▶ _WRITTEN PROBLEM_
Check each line of the records below for the word "stock" and copy those where it appears.

-- -- --

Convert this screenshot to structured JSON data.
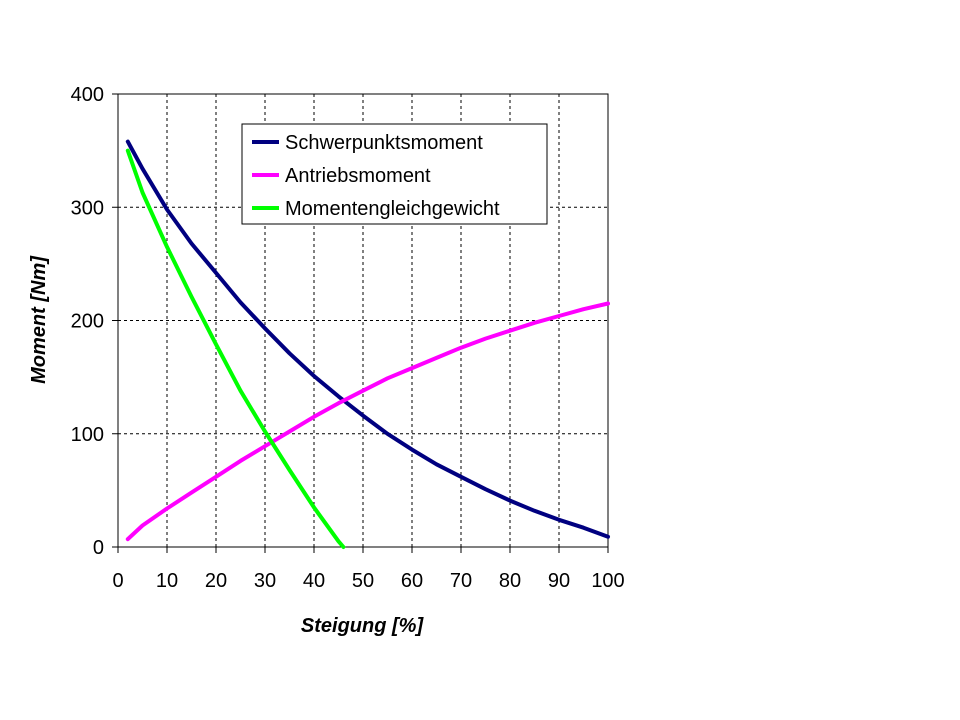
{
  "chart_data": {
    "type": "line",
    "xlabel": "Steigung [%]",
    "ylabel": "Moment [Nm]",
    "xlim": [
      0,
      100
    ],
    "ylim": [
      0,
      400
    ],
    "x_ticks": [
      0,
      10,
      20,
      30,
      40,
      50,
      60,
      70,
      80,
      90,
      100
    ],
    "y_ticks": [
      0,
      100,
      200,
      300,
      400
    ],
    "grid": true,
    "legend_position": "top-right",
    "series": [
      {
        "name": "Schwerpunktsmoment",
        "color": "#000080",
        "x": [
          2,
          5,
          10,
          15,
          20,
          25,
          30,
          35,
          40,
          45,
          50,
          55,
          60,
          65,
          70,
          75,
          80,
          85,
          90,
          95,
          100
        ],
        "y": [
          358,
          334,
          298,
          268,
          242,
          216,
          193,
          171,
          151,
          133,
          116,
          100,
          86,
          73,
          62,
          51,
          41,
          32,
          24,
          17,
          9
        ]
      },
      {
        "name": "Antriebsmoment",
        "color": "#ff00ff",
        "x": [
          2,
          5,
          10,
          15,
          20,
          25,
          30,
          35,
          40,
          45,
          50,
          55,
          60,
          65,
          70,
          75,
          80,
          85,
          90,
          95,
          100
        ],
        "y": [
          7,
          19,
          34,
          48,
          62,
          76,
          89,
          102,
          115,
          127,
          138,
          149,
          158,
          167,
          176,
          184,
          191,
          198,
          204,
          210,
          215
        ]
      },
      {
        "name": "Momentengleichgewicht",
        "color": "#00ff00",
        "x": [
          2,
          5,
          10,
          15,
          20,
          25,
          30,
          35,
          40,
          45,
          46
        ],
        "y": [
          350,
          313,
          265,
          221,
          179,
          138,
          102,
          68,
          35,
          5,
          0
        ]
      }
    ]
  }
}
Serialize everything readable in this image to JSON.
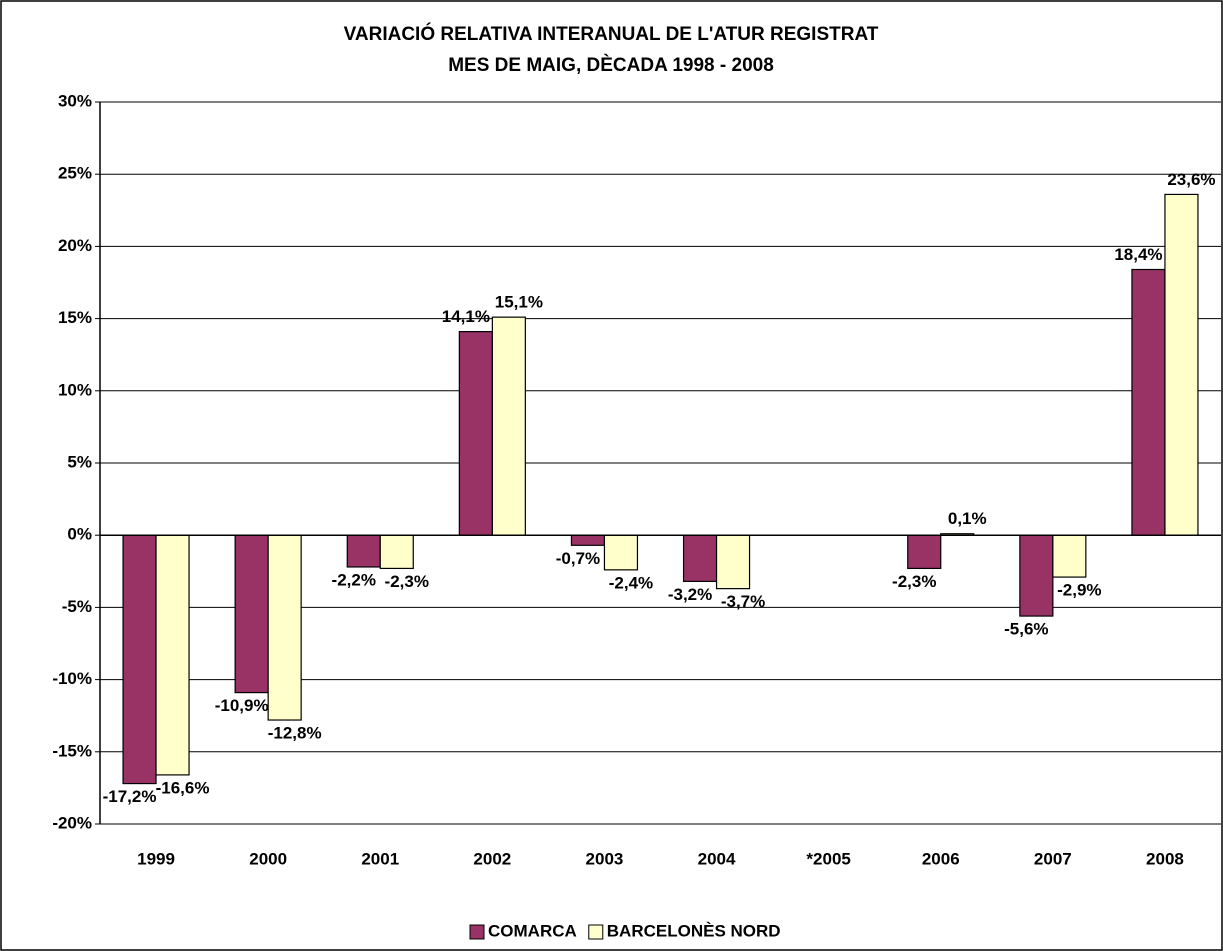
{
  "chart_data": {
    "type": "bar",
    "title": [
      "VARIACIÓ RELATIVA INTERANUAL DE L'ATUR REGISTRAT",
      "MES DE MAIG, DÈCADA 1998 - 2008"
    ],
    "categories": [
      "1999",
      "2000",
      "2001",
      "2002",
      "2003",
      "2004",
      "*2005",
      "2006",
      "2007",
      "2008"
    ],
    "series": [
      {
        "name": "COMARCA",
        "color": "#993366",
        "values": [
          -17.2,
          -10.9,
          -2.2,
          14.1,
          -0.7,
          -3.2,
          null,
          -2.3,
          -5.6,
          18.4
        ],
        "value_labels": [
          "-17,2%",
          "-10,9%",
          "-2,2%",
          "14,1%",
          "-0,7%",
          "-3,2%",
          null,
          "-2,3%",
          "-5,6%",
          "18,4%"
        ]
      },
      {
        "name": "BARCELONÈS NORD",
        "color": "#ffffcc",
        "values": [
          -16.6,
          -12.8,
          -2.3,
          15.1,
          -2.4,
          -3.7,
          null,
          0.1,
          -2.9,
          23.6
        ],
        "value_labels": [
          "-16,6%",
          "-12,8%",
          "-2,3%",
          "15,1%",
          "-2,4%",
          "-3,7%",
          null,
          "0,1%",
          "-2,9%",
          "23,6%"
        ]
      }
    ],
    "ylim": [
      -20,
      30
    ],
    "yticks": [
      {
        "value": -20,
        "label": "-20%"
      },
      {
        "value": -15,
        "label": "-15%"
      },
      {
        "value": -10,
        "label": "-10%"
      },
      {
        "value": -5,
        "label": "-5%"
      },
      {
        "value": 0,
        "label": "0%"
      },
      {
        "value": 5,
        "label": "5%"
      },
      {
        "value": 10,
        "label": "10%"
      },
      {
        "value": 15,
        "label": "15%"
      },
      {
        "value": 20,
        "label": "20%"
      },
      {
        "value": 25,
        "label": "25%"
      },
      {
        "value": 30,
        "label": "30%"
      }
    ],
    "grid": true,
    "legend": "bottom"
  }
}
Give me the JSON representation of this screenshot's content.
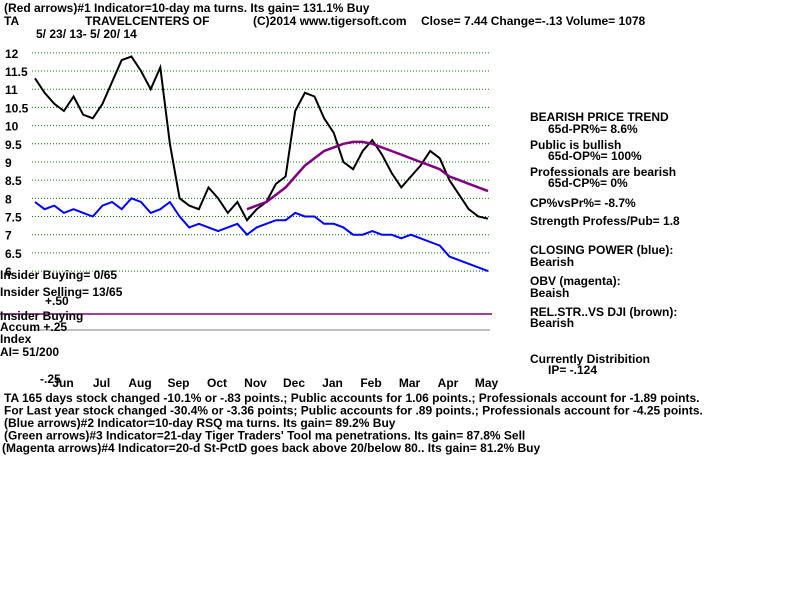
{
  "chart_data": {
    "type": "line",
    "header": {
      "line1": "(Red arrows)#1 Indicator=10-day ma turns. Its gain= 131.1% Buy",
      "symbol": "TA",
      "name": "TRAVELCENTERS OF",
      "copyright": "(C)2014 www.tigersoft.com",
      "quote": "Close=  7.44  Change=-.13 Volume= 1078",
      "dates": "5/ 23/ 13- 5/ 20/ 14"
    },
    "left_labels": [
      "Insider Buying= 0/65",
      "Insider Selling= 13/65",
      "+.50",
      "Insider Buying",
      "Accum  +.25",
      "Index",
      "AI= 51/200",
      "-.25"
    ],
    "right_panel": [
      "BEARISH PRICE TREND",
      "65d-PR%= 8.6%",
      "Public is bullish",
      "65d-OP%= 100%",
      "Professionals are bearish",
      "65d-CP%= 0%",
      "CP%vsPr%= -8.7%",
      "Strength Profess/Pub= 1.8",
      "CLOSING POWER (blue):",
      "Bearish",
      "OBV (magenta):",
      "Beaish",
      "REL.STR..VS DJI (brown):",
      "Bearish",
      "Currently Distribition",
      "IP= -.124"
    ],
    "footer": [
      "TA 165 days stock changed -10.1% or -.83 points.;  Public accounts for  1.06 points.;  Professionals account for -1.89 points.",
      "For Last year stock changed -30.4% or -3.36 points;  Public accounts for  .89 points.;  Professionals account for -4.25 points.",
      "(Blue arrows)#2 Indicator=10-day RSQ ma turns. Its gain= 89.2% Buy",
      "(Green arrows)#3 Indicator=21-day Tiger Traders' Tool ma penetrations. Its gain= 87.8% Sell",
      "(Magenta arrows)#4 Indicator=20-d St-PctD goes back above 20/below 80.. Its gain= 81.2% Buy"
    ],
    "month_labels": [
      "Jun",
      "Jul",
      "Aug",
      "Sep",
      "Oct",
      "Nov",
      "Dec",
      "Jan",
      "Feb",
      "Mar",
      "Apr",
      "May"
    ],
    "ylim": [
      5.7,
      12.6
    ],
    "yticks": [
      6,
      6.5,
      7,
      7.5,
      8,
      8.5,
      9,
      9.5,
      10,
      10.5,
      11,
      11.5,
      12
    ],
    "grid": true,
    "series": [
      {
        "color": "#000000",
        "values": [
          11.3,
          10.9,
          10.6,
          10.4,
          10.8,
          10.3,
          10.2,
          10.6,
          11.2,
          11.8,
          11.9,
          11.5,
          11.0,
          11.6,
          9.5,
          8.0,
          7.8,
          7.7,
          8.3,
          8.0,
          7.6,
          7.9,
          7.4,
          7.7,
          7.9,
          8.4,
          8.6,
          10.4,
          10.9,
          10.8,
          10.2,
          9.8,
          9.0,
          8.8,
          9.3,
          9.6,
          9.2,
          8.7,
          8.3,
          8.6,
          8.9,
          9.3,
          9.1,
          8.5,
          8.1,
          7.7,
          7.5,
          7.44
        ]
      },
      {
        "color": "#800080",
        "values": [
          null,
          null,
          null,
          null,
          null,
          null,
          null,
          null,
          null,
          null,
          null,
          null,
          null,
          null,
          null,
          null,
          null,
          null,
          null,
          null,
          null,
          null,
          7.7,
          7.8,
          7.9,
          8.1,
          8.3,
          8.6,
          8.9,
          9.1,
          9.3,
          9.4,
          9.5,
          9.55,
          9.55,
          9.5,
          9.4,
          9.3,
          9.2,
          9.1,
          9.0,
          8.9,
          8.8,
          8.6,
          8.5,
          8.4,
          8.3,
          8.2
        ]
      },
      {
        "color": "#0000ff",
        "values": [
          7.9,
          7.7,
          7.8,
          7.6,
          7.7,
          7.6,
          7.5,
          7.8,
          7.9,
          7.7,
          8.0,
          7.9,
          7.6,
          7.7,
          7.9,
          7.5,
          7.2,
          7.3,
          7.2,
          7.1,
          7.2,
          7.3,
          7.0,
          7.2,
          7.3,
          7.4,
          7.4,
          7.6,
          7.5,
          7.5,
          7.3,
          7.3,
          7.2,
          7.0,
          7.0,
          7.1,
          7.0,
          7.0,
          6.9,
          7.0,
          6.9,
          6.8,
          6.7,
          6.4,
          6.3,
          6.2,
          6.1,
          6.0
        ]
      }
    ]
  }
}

-- -- --

▶ _THE COMPLETED TASK_
      "TA 165 days stock changed -10.1% or -.83 points.;  Public accounts for  1.06 points.;  Professionals account for -1.89 points.",
      "For Last year stock changed -30.4% or -3.36 points;  Public accounts for  .89 points.;  Professionals account for -4.25 points.",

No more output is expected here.